GIVEN TASK ▸
The entries below contain pictures. Retype everything except those pictures, exactly as given.

##### MATERIAL FOR THE TASK #####

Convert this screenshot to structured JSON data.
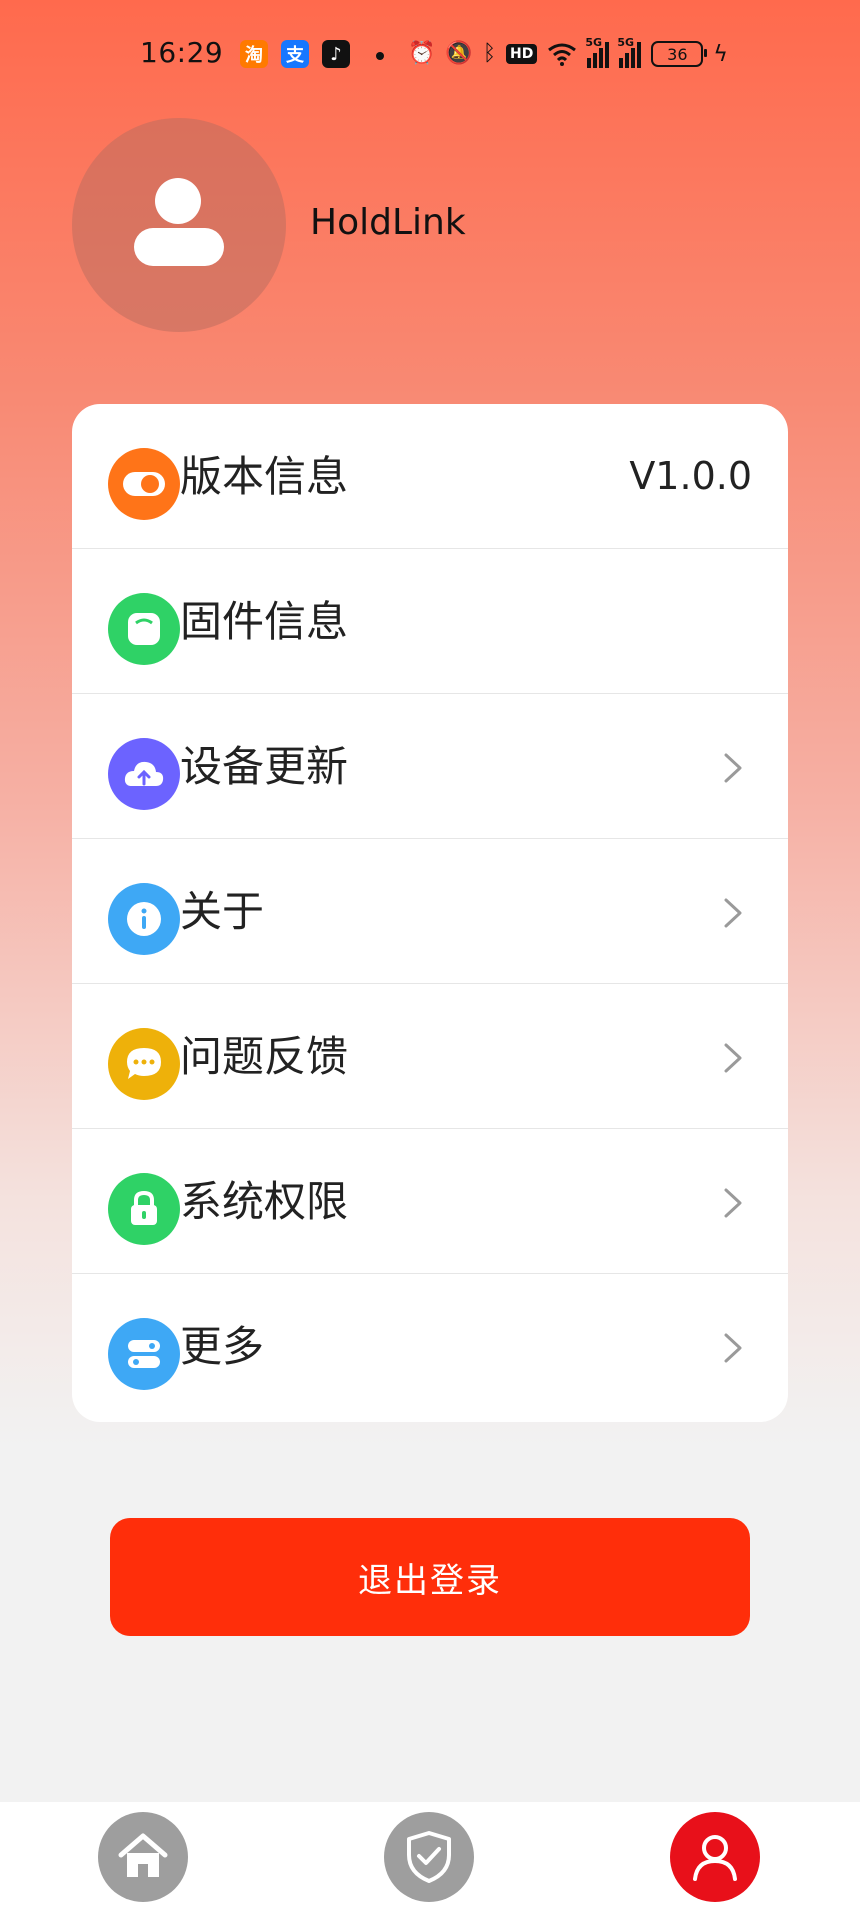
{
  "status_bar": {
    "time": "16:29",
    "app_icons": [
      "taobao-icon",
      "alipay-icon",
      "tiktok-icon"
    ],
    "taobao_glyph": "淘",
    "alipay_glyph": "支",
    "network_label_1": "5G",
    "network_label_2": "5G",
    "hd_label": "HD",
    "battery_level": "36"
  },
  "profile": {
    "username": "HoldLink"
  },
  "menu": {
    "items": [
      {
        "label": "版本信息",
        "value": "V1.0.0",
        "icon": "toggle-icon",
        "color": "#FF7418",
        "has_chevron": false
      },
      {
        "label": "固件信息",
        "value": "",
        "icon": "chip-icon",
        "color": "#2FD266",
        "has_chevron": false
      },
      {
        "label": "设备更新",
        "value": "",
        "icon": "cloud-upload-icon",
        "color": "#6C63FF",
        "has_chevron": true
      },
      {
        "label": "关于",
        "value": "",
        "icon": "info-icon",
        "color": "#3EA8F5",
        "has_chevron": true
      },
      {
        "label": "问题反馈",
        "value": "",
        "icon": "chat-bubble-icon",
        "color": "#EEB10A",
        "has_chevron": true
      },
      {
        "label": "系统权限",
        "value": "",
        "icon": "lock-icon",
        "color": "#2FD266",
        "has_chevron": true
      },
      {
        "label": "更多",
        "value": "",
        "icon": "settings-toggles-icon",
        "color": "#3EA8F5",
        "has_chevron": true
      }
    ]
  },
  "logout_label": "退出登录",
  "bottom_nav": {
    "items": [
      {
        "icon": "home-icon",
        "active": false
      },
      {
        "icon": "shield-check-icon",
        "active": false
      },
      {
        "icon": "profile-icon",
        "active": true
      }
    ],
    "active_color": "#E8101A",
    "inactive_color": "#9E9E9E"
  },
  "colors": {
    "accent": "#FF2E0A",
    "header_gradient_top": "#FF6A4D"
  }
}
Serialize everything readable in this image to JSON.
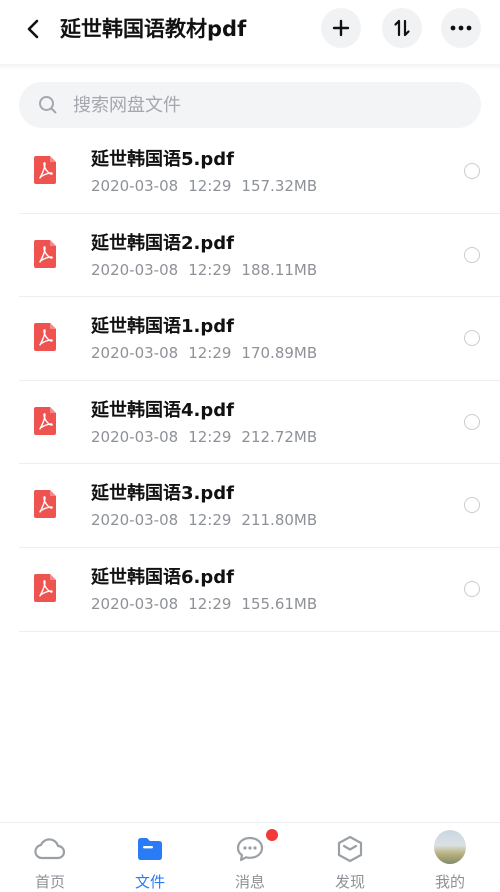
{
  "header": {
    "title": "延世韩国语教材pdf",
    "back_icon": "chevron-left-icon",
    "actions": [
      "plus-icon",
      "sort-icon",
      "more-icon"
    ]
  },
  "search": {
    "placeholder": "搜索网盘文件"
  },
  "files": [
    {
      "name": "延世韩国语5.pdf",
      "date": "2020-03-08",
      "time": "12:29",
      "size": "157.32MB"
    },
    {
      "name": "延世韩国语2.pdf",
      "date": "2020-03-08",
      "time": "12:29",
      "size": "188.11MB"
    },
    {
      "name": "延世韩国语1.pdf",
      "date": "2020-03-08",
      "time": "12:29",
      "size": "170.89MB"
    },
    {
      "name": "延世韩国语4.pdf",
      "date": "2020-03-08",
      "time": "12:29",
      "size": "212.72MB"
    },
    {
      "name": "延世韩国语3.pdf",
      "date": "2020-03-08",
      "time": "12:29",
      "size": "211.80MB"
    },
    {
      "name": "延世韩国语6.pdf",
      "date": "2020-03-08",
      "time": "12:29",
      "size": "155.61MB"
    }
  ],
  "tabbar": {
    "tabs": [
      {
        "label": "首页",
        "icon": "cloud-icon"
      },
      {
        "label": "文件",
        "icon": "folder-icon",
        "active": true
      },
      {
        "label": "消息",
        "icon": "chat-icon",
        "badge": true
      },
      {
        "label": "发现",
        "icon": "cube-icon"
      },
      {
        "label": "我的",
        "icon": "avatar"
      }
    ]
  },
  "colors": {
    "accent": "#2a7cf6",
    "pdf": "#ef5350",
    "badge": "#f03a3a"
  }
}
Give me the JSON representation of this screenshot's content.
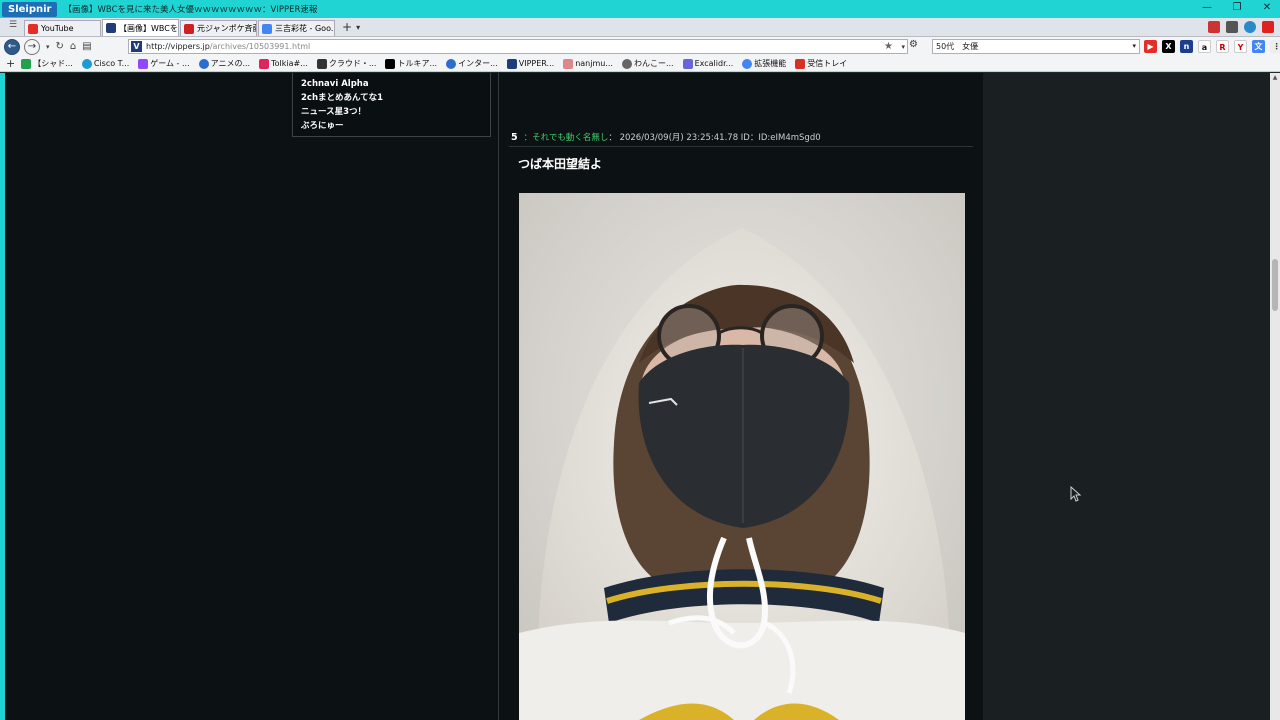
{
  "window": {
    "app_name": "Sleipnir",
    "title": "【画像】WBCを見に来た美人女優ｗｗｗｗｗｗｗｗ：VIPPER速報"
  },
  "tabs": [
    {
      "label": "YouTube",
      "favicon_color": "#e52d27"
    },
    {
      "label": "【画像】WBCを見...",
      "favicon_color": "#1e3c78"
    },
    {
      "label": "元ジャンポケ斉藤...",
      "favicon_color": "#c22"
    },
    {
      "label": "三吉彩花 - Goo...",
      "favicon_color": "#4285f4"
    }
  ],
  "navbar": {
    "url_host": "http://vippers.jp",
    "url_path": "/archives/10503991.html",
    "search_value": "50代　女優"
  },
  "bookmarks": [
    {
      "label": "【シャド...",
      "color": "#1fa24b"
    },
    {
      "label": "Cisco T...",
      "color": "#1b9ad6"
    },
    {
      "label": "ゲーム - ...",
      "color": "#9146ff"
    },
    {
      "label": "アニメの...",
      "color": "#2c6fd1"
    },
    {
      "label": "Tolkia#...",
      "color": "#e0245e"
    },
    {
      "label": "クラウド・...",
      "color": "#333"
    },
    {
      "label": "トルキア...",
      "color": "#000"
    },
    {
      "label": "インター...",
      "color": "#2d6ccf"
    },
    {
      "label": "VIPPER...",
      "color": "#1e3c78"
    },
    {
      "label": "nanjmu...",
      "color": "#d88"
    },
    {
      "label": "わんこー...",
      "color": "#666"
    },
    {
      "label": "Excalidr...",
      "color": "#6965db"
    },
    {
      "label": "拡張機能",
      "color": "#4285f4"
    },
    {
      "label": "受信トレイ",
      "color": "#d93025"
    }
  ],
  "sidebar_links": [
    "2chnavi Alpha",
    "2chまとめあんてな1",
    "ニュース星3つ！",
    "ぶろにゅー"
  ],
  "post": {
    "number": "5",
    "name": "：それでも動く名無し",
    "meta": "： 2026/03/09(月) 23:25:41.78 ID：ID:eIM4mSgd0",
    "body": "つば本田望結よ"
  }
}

#####

WRITTEN REPLY ▸
Convert this screenshot to structured JSON data.
{
  "status_bar": {
    "time": "16:29",
    "app_icons": [
      "taobao-icon",
      "alipay-icon",
      "tiktok-icon"
    ],
    "taobao_glyph": "淘",
    "alipay_glyph": "支",
    "network_label_1": "5G",
    "network_label_2": "5G",
    "hd_label": "HD",
    "battery_level": "36"
  },
  "profile": {
    "username": "HoldLink"
  },
  "menu": {
    "items": [
      {
        "label": "版本信息",
        "value": "V1.0.0",
        "icon": "toggle-icon",
        "color": "#FF7418",
        "has_chevron": false
      },
      {
        "label": "固件信息",
        "value": "",
        "icon": "chip-icon",
        "color": "#2FD266",
        "has_chevron": false
      },
      {
        "label": "设备更新",
        "value": "",
        "icon": "cloud-upload-icon",
        "color": "#6C63FF",
        "has_chevron": true
      },
      {
        "label": "关于",
        "value": "",
        "icon": "info-icon",
        "color": "#3EA8F5",
        "has_chevron": true
      },
      {
        "label": "问题反馈",
        "value": "",
        "icon": "chat-bubble-icon",
        "color": "#EEB10A",
        "has_chevron": true
      },
      {
        "label": "系统权限",
        "value": "",
        "icon": "lock-icon",
        "color": "#2FD266",
        "has_chevron": true
      },
      {
        "label": "更多",
        "value": "",
        "icon": "settings-toggles-icon",
        "color": "#3EA8F5",
        "has_chevron": true
      }
    ]
  },
  "logout_label": "退出登录",
  "bottom_nav": {
    "items": [
      {
        "icon": "home-icon",
        "active": false
      },
      {
        "icon": "shield-check-icon",
        "active": false
      },
      {
        "icon": "profile-icon",
        "active": true
      }
    ],
    "active_color": "#E8101A",
    "inactive_color": "#9E9E9E"
  },
  "colors": {
    "accent": "#FF2E0A",
    "header_gradient_top": "#FF6A4D"
  }
}
Serialize everything readable in this image to JSON.
{
  "header": {
    "title": "延世韩国语教材pdf",
    "back_icon": "chevron-left-icon",
    "actions": [
      "plus-icon",
      "sort-icon",
      "more-icon"
    ]
  },
  "search": {
    "placeholder": "搜索网盘文件"
  },
  "files": [
    {
      "name": "延世韩国语5.pdf",
      "date": "2020-03-08",
      "time": "12:29",
      "size": "157.32MB"
    },
    {
      "name": "延世韩国语2.pdf",
      "date": "2020-03-08",
      "time": "12:29",
      "size": "188.11MB"
    },
    {
      "name": "延世韩国语1.pdf",
      "date": "2020-03-08",
      "time": "12:29",
      "size": "170.89MB"
    },
    {
      "name": "延世韩国语4.pdf",
      "date": "2020-03-08",
      "time": "12:29",
      "size": "212.72MB"
    },
    {
      "name": "延世韩国语3.pdf",
      "date": "2020-03-08",
      "time": "12:29",
      "size": "211.80MB"
    },
    {
      "name": "延世韩国语6.pdf",
      "date": "2020-03-08",
      "time": "12:29",
      "size": "155.61MB"
    }
  ],
  "tabbar": {
    "tabs": [
      {
        "label": "首页",
        "icon": "cloud-icon"
      },
      {
        "label": "文件",
        "icon": "folder-icon",
        "active": true
      },
      {
        "label": "消息",
        "icon": "chat-icon",
        "badge": true
      },
      {
        "label": "发现",
        "icon": "cube-icon"
      },
      {
        "label": "我的",
        "icon": "avatar"
      }
    ]
  },
  "colors": {
    "accent": "#2a7cf6",
    "pdf": "#ef5350",
    "badge": "#f03a3a"
  }
}
Give me the JSON representation of this screenshot's content.
{
  "window": {
    "app_name": "Sleipnir",
    "title": "【画像】WBCを見に来た美人女優ｗｗｗｗｗｗｗｗ：VIPPER速報"
  },
  "tabs": [
    {
      "label": "YouTube",
      "favicon_color": "#e52d27"
    },
    {
      "label": "【画像】WBCを見...",
      "favicon_color": "#1e3c78"
    },
    {
      "label": "元ジャンポケ斉藤...",
      "favicon_color": "#c22"
    },
    {
      "label": "三吉彩花 - Goo...",
      "favicon_color": "#4285f4"
    }
  ],
  "navbar": {
    "url_host": "http://vippers.jp",
    "url_path": "/archives/10503991.html",
    "search_value": "50代　女優"
  },
  "bookmarks": [
    {
      "label": "【シャド...",
      "color": "#1fa24b"
    },
    {
      "label": "Cisco T...",
      "color": "#1b9ad6"
    },
    {
      "label": "ゲーム - ...",
      "color": "#9146ff"
    },
    {
      "label": "アニメの...",
      "color": "#2c6fd1"
    },
    {
      "label": "Tolkia#...",
      "color": "#e0245e"
    },
    {
      "label": "クラウド・...",
      "color": "#333"
    },
    {
      "label": "トルキア...",
      "color": "#000"
    },
    {
      "label": "インター...",
      "color": "#2d6ccf"
    },
    {
      "label": "VIPPER...",
      "color": "#1e3c78"
    },
    {
      "label": "nanjmu...",
      "color": "#d88"
    },
    {
      "label": "わんこー...",
      "color": "#666"
    },
    {
      "label": "Excalidr...",
      "color": "#6965db"
    },
    {
      "label": "拡張機能",
      "color": "#4285f4"
    },
    {
      "label": "受信トレイ",
      "color": "#d93025"
    }
  ],
  "sidebar_links": [
    "2chnavi Alpha",
    "2chまとめあんてな1",
    "ニュース星3つ！",
    "ぶろにゅー"
  ],
  "post": {
    "number": "5",
    "name": "：それでも動く名無し",
    "meta": "： 2026/03/09(月) 23:25:41.78 ID：ID:eIM4mSgd0",
    "body": "つば本田望結よ"
  }
}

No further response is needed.